-- BEGIN Entries shown --

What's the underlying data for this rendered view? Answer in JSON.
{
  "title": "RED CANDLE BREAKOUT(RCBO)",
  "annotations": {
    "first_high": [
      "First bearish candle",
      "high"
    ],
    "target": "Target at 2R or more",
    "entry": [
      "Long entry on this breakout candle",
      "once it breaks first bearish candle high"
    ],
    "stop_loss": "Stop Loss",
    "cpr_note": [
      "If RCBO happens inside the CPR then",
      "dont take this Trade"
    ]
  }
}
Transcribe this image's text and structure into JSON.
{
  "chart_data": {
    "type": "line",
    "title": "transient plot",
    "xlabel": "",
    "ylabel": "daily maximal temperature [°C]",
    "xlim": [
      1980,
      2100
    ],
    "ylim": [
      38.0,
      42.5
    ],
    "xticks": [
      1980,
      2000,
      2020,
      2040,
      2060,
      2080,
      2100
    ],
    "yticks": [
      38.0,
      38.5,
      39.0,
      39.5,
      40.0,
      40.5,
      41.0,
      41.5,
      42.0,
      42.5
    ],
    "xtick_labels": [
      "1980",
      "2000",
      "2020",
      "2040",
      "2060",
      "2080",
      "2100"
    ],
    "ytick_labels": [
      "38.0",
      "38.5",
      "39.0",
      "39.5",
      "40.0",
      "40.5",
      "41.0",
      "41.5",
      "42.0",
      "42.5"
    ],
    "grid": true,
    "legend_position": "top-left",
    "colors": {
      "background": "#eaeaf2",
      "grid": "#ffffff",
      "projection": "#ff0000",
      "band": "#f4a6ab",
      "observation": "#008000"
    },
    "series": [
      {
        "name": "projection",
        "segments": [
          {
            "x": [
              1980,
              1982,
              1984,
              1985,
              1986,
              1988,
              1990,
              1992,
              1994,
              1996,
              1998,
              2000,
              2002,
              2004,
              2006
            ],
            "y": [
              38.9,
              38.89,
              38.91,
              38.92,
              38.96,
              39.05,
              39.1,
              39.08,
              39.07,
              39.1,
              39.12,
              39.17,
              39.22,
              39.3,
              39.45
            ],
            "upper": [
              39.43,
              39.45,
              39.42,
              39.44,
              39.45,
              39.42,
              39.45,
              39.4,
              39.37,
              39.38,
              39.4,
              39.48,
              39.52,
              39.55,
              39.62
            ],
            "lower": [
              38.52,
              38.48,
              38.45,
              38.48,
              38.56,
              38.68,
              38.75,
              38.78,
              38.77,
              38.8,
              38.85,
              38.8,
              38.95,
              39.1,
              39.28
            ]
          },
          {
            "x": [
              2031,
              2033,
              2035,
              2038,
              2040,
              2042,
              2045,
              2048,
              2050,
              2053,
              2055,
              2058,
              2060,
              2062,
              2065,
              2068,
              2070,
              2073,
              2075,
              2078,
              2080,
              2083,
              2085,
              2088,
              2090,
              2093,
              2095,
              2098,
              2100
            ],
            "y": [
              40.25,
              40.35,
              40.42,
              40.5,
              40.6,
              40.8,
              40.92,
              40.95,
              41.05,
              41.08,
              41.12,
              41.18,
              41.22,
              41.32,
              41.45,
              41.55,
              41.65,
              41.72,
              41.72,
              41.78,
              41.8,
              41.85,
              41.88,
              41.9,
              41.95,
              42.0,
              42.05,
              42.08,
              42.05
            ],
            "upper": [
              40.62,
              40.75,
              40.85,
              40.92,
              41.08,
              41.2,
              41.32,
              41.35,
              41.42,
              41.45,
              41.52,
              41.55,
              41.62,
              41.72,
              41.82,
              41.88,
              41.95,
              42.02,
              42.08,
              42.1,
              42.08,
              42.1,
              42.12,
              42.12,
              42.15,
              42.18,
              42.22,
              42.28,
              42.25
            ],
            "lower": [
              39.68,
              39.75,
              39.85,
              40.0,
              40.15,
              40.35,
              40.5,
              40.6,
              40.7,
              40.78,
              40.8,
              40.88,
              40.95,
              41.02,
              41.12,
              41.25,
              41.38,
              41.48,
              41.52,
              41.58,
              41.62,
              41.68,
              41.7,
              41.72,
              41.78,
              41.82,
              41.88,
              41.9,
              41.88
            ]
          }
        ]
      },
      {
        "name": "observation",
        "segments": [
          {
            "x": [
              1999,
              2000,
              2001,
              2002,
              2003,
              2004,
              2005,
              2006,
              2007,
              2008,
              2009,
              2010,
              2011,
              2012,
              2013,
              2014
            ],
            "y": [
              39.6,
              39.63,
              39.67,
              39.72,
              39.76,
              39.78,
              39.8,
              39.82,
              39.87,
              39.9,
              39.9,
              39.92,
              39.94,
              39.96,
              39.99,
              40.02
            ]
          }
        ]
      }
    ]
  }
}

-- END Entries shown --

Aim of the task: For each line above that contains the word "observation", copy that line.

Written solution:
      "observation": "#008000"
        "name": "observation",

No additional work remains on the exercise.